»»
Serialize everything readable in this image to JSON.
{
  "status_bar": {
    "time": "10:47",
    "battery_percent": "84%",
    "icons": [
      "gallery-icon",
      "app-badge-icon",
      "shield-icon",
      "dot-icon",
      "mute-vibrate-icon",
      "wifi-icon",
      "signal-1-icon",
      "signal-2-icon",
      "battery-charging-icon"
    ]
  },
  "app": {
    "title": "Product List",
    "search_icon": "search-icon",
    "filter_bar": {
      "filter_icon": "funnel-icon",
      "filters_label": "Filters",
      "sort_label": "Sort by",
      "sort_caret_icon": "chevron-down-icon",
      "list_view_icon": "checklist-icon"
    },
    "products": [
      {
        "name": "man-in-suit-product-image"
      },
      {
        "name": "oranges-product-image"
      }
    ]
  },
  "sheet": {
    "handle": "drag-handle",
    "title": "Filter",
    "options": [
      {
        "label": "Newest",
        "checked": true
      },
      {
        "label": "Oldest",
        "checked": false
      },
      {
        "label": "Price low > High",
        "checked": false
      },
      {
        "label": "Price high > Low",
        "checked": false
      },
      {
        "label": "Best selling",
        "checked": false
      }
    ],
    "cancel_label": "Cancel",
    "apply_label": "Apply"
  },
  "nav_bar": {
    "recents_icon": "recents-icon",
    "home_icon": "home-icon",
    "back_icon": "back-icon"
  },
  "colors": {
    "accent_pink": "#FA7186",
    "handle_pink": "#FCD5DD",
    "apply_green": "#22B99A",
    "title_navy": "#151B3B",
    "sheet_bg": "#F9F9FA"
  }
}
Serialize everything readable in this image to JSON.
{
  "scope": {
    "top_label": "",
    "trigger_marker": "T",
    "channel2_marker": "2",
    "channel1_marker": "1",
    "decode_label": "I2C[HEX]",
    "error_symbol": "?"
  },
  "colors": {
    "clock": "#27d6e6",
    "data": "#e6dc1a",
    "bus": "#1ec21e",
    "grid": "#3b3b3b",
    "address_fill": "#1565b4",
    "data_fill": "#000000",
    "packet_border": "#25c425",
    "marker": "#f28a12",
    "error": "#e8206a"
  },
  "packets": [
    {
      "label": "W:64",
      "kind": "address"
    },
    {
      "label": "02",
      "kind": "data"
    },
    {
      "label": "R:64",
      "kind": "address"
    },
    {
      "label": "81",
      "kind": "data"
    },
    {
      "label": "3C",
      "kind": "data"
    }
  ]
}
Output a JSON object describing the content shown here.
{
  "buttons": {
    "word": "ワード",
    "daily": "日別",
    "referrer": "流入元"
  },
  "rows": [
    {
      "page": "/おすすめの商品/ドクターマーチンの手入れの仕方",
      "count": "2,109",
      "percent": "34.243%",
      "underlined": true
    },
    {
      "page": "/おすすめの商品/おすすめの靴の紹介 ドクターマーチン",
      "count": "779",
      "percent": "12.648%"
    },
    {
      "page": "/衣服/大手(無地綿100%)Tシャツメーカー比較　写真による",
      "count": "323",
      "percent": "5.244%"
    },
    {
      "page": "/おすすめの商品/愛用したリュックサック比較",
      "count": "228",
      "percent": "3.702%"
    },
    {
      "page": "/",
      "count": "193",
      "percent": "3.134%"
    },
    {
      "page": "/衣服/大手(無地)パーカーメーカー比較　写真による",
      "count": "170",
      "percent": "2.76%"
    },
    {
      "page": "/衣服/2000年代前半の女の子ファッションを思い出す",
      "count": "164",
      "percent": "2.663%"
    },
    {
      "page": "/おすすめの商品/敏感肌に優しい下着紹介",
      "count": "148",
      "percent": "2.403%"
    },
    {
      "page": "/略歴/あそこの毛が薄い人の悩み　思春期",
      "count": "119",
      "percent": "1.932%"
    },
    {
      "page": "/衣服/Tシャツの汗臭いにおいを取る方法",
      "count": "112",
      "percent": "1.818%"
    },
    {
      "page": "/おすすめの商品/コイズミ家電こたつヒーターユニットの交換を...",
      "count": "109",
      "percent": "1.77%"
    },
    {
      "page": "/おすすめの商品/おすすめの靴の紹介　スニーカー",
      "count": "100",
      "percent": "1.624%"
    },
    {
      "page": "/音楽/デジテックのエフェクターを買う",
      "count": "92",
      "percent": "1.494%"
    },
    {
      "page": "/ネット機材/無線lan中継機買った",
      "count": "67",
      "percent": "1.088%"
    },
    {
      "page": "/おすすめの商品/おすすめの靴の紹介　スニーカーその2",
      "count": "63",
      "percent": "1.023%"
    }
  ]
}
««
WORK TO DO
Repeat the records above exactly, from the first line to the last.

ANSWER TO THE PROBLEM
Serialize everything readable in this image to JSON.
{
  "status_bar": {
    "time": "10:47",
    "battery_percent": "84%",
    "icons": [
      "gallery-icon",
      "app-badge-icon",
      "shield-icon",
      "dot-icon",
      "mute-vibrate-icon",
      "wifi-icon",
      "signal-1-icon",
      "signal-2-icon",
      "battery-charging-icon"
    ]
  },
  "app": {
    "title": "Product List",
    "search_icon": "search-icon",
    "filter_bar": {
      "filter_icon": "funnel-icon",
      "filters_label": "Filters",
      "sort_label": "Sort by",
      "sort_caret_icon": "chevron-down-icon",
      "list_view_icon": "checklist-icon"
    },
    "products": [
      {
        "name": "man-in-suit-product-image"
      },
      {
        "name": "oranges-product-image"
      }
    ]
  },
  "sheet": {
    "handle": "drag-handle",
    "title": "Filter",
    "options": [
      {
        "label": "Newest",
        "checked": true
      },
      {
        "label": "Oldest",
        "checked": false
      },
      {
        "label": "Price low > High",
        "checked": false
      },
      {
        "label": "Price high > Low",
        "checked": false
      },
      {
        "label": "Best selling",
        "checked": false
      }
    ],
    "cancel_label": "Cancel",
    "apply_label": "Apply"
  },
  "nav_bar": {
    "recents_icon": "recents-icon",
    "home_icon": "home-icon",
    "back_icon": "back-icon"
  },
  "colors": {
    "accent_pink": "#FA7186",
    "handle_pink": "#FCD5DD",
    "apply_green": "#22B99A",
    "title_navy": "#151B3B",
    "sheet_bg": "#F9F9FA"
  }
}
Serialize everything readable in this image to JSON.
{
  "scope": {
    "top_label": "",
    "trigger_marker": "T",
    "channel2_marker": "2",
    "channel1_marker": "1",
    "decode_label": "I2C[HEX]",
    "error_symbol": "?"
  },
  "colors": {
    "clock": "#27d6e6",
    "data": "#e6dc1a",
    "bus": "#1ec21e",
    "grid": "#3b3b3b",
    "address_fill": "#1565b4",
    "data_fill": "#000000",
    "packet_border": "#25c425",
    "marker": "#f28a12",
    "error": "#e8206a"
  },
  "packets": [
    {
      "label": "W:64",
      "kind": "address"
    },
    {
      "label": "02",
      "kind": "data"
    },
    {
      "label": "R:64",
      "kind": "address"
    },
    {
      "label": "81",
      "kind": "data"
    },
    {
      "label": "3C",
      "kind": "data"
    }
  ]
}
Output a JSON object describing the content shown here.
{
  "buttons": {
    "word": "ワード",
    "daily": "日別",
    "referrer": "流入元"
  },
  "rows": [
    {
      "page": "/おすすめの商品/ドクターマーチンの手入れの仕方",
      "count": "2,109",
      "percent": "34.243%",
      "underlined": true
    },
    {
      "page": "/おすすめの商品/おすすめの靴の紹介 ドクターマーチン",
      "count": "779",
      "percent": "12.648%"
    },
    {
      "page": "/衣服/大手(無地綿100%)Tシャツメーカー比較　写真による",
      "count": "323",
      "percent": "5.244%"
    },
    {
      "page": "/おすすめの商品/愛用したリュックサック比較",
      "count": "228",
      "percent": "3.702%"
    },
    {
      "page": "/",
      "count": "193",
      "percent": "3.134%"
    },
    {
      "page": "/衣服/大手(無地)パーカーメーカー比較　写真による",
      "count": "170",
      "percent": "2.76%"
    },
    {
      "page": "/衣服/2000年代前半の女の子ファッションを思い出す",
      "count": "164",
      "percent": "2.663%"
    },
    {
      "page": "/おすすめの商品/敏感肌に優しい下着紹介",
      "count": "148",
      "percent": "2.403%"
    },
    {
      "page": "/略歴/あそこの毛が薄い人の悩み　思春期",
      "count": "119",
      "percent": "1.932%"
    },
    {
      "page": "/衣服/Tシャツの汗臭いにおいを取る方法",
      "count": "112",
      "percent": "1.818%"
    },
    {
      "page": "/おすすめの商品/コイズミ家電こたつヒーターユニットの交換を...",
      "count": "109",
      "percent": "1.77%"
    },
    {
      "page": "/おすすめの商品/おすすめの靴の紹介　スニーカー",
      "count": "100",
      "percent": "1.624%"
    },
    {
      "page": "/音楽/デジテックのエフェクターを買う",
      "count": "92",
      "percent": "1.494%"
    },
    {
      "page": "/ネット機材/無線lan中継機買った",
      "count": "67",
      "percent": "1.088%"
    },
    {
      "page": "/おすすめの商品/おすすめの靴の紹介　スニーカーその2",
      "count": "63",
      "percent": "1.023%"
    }
  ]
}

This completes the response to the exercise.